» **SET TASK**
Filter the listing and keep only the lines with the word "качества".
— BEGIN DATA RECORDS —
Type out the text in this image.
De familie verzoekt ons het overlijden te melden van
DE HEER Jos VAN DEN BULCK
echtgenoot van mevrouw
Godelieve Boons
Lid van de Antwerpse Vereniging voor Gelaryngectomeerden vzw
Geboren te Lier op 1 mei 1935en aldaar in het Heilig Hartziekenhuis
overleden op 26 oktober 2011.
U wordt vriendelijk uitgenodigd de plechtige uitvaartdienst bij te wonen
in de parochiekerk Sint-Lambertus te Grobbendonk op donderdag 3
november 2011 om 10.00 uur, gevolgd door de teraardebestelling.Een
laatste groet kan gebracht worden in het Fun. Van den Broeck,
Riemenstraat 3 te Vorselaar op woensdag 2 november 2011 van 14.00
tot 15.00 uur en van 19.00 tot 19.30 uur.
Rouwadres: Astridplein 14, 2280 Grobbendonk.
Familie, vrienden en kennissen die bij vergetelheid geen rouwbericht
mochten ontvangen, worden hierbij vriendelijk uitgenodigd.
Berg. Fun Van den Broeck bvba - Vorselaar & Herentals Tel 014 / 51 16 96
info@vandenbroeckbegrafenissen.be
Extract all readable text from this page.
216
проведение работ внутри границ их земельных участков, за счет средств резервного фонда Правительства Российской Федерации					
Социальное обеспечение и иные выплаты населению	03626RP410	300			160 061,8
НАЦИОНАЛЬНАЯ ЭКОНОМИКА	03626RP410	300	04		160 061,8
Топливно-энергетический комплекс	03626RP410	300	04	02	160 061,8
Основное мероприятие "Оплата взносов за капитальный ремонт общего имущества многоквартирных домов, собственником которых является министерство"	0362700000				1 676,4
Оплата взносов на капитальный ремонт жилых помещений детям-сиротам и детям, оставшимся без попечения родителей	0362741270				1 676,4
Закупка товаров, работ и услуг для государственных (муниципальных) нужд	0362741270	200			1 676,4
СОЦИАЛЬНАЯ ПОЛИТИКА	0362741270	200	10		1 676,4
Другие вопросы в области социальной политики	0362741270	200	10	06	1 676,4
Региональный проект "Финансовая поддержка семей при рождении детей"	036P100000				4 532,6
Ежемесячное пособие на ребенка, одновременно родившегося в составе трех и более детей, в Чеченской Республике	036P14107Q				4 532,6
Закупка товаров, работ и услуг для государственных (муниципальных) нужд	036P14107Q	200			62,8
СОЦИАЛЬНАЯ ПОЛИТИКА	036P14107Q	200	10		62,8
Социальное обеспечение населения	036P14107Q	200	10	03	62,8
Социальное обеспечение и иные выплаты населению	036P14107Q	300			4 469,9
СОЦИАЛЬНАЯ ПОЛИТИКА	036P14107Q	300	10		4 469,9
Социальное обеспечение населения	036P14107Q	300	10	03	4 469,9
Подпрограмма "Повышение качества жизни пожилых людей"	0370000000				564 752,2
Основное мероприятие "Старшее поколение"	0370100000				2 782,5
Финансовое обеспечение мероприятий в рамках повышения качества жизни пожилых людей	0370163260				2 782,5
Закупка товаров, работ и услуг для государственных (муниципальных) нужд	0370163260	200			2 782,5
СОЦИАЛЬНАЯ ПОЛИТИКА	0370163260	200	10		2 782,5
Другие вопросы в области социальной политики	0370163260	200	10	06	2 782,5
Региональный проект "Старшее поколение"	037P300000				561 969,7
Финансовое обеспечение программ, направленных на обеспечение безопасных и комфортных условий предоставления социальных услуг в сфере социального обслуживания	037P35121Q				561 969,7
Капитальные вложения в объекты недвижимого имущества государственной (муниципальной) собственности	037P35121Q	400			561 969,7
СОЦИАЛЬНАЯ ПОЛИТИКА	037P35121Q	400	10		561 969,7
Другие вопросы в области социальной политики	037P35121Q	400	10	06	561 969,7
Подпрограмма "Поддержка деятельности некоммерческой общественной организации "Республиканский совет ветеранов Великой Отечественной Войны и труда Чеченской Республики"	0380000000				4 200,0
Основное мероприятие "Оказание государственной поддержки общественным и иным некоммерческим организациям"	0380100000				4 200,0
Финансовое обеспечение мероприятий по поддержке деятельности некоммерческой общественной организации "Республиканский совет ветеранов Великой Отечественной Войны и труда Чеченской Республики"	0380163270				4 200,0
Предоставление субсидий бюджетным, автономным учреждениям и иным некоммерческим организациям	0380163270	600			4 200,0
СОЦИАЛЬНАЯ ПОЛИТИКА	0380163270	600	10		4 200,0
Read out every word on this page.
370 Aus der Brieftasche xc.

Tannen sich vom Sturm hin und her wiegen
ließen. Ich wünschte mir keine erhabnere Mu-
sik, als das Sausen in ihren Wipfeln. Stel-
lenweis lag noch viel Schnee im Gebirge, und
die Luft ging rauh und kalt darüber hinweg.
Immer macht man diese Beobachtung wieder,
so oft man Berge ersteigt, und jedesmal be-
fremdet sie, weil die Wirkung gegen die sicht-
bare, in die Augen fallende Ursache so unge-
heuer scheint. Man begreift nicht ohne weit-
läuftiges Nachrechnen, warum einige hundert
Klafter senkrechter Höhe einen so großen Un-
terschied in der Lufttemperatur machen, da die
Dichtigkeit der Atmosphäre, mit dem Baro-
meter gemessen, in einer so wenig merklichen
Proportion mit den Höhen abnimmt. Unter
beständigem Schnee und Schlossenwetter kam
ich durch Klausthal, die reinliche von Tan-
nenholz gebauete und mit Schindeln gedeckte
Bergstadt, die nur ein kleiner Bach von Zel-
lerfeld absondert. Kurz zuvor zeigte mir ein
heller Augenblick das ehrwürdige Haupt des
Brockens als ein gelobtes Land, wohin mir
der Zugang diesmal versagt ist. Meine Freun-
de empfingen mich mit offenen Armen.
— END DATA RECORDS —
» **CORRECT ANSWER**
Подпрограмма "Повышение качества жизни пожилых людей"	0370000000				564 752,2
Финансовое обеспечение мероприятий в рамках повышения качества жизни пожилых людей	0370163260				2 782,5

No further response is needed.